» **What this task involves**: Single out the lines of the material that contain "field" and copy them.

» **Extracted records**:
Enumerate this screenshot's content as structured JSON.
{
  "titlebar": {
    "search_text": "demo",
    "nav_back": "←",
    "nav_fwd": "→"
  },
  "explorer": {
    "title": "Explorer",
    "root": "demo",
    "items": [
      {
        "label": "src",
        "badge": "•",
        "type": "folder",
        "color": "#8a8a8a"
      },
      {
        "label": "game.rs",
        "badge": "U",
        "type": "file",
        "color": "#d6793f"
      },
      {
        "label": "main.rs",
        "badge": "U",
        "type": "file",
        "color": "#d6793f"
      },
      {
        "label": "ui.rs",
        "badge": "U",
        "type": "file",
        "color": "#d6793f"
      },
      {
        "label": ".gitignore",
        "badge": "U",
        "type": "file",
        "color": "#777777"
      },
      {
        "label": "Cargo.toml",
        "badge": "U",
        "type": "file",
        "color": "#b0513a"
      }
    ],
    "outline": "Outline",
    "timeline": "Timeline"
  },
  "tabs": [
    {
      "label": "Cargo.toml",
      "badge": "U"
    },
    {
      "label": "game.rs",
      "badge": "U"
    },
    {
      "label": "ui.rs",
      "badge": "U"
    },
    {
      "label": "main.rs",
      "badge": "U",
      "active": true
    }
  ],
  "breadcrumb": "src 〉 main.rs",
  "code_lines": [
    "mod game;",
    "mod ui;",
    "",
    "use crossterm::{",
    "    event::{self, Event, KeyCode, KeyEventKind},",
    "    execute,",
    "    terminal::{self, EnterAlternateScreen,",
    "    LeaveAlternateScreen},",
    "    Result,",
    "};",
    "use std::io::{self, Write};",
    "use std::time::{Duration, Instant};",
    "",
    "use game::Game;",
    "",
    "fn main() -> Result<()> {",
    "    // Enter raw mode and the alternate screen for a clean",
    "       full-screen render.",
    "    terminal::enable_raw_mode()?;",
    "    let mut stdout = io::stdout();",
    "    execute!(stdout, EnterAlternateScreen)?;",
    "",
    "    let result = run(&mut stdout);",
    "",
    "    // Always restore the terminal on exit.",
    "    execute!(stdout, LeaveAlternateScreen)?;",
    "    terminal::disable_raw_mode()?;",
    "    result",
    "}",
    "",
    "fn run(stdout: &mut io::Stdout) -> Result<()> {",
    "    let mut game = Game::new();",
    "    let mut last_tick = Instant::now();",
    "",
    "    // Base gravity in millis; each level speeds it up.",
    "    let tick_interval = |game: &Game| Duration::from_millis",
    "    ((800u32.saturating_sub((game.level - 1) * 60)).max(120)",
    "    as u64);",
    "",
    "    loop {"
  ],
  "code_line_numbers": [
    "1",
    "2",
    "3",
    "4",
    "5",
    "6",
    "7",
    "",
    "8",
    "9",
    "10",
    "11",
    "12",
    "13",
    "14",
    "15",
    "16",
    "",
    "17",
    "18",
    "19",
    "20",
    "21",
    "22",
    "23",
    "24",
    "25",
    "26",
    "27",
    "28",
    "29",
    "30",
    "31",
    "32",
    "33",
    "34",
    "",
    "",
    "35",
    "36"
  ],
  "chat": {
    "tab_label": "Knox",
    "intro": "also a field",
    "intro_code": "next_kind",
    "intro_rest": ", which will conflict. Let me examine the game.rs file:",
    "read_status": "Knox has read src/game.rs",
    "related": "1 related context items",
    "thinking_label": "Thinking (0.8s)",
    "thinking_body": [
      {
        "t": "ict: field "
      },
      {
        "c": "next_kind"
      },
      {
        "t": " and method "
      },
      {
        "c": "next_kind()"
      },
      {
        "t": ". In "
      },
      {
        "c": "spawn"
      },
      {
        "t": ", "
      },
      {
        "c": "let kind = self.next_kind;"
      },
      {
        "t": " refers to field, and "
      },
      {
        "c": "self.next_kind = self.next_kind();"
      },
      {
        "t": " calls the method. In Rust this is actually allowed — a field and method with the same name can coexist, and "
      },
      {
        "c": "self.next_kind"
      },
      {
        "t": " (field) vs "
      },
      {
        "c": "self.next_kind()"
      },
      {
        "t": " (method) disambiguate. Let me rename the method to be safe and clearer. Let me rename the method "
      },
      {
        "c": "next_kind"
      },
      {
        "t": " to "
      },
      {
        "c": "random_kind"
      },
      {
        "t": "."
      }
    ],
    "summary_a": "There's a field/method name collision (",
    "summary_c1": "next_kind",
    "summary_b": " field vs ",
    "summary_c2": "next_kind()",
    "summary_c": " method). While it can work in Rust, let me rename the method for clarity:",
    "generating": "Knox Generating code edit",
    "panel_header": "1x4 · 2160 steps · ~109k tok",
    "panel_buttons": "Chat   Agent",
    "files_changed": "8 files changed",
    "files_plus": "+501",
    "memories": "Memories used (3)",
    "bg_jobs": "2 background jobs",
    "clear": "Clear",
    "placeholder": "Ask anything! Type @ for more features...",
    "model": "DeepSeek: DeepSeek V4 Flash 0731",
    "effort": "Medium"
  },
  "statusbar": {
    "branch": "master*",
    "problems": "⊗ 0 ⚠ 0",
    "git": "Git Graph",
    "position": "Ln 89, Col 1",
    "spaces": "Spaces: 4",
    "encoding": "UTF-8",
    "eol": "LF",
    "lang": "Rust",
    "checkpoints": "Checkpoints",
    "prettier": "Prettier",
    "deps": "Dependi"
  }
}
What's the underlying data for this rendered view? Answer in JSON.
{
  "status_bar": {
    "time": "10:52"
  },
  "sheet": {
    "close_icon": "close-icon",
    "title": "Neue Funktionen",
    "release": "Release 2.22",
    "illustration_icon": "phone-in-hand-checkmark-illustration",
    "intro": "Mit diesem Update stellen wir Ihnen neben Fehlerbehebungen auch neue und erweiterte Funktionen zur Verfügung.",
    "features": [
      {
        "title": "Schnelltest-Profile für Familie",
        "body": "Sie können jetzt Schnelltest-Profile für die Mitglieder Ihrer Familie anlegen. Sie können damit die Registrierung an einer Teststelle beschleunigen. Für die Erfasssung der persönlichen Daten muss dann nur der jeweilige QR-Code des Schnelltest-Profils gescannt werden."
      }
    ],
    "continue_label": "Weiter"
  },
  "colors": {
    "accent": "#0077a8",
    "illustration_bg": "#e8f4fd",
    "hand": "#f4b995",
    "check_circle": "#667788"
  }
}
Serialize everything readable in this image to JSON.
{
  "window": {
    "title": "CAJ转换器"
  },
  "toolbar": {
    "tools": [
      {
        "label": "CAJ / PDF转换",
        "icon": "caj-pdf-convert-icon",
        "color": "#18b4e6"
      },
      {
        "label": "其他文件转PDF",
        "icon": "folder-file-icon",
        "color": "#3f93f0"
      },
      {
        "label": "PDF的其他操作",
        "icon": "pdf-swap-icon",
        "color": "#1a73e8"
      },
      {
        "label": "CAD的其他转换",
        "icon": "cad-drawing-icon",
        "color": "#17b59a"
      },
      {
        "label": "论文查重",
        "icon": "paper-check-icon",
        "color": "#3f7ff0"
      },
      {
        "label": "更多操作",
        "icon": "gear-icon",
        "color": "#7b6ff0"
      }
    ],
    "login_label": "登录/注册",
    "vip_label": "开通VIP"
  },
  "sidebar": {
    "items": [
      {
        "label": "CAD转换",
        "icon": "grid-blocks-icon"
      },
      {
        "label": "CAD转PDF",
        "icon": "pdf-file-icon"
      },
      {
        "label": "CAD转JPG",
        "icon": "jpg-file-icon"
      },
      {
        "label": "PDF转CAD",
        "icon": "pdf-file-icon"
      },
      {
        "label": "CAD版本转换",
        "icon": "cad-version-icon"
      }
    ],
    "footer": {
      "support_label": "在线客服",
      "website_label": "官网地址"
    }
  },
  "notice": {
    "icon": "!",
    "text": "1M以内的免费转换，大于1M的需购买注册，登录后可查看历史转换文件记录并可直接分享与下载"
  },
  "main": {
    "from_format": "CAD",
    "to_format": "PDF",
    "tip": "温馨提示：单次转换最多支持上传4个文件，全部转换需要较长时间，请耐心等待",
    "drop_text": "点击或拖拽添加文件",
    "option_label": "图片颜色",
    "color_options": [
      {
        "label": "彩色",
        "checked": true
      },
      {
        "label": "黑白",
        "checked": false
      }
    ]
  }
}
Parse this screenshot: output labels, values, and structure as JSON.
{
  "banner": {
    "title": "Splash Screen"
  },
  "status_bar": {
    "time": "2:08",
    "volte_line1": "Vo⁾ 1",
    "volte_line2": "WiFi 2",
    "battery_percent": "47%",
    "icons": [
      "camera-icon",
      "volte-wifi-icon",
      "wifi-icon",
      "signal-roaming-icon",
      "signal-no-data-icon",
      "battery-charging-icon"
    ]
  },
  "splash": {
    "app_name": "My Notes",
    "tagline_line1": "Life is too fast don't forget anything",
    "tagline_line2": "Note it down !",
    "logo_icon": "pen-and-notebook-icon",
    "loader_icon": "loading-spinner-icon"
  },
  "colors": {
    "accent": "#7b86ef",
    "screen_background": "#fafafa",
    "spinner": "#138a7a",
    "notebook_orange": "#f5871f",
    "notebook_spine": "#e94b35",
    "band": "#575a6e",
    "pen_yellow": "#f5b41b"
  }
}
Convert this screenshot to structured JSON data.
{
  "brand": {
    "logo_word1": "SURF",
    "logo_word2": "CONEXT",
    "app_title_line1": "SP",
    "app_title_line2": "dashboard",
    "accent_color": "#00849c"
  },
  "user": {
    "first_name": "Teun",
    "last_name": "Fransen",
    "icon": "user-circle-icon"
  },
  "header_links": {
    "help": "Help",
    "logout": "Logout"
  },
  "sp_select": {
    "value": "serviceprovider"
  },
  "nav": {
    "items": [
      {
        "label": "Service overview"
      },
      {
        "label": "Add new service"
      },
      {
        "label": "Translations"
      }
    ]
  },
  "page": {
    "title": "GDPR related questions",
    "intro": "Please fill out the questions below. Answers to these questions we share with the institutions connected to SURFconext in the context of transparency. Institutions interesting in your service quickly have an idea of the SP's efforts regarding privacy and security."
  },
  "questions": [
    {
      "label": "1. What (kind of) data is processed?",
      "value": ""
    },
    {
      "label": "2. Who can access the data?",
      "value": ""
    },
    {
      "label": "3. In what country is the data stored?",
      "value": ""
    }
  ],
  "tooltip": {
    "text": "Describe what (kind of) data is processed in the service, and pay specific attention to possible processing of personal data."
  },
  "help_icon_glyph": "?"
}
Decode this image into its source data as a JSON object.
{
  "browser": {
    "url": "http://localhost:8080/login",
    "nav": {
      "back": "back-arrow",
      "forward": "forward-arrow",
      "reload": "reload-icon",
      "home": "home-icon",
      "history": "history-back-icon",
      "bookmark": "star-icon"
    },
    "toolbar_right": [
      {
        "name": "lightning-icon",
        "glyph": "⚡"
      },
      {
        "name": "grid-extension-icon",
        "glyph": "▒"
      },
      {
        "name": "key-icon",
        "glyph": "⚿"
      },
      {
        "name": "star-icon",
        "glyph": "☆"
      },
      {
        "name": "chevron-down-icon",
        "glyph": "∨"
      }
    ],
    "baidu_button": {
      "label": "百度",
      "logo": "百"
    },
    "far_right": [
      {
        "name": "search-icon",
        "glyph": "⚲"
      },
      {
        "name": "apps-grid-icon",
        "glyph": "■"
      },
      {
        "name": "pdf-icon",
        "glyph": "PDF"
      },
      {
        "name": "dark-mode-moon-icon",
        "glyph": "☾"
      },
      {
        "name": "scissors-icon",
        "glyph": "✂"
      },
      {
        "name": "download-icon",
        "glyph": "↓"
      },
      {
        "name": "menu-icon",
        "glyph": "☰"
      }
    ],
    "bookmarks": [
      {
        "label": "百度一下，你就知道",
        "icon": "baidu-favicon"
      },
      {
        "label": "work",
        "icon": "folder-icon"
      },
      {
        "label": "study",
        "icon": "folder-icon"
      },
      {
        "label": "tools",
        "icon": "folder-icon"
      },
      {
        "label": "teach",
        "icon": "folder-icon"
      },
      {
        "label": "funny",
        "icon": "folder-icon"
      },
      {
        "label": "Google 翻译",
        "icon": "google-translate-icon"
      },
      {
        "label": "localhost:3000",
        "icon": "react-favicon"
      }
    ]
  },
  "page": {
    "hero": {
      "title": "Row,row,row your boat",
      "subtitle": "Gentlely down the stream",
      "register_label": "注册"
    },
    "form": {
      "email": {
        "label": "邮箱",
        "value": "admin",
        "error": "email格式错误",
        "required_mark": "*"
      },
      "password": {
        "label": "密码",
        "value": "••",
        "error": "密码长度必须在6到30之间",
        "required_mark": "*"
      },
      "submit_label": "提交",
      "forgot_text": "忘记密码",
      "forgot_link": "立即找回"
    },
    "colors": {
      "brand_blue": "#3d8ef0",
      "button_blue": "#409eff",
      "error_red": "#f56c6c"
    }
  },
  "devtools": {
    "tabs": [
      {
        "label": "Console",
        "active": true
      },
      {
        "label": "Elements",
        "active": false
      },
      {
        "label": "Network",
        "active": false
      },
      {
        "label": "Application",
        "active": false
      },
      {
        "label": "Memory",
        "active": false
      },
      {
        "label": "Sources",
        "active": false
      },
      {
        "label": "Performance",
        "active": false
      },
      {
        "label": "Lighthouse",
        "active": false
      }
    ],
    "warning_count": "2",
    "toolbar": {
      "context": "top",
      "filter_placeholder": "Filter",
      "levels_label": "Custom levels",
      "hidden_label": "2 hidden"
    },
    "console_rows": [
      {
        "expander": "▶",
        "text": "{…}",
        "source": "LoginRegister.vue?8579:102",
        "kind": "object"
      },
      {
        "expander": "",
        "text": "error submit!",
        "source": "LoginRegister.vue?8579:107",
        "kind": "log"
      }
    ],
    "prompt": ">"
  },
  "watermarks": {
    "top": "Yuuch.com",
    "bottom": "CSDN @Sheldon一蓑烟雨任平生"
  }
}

» **Result of the exercise**:
    "intro": "also a field",
        "t": "ict: field "
        "t": " refers to field, and "
        "t": " calls the method. In Rust this is actually allowed — a field and method with the same name can coexist, and "
        "t": " (field) vs "
    "summary_a": "There's a field/method name collision (",
    "summary_b": " field vs ",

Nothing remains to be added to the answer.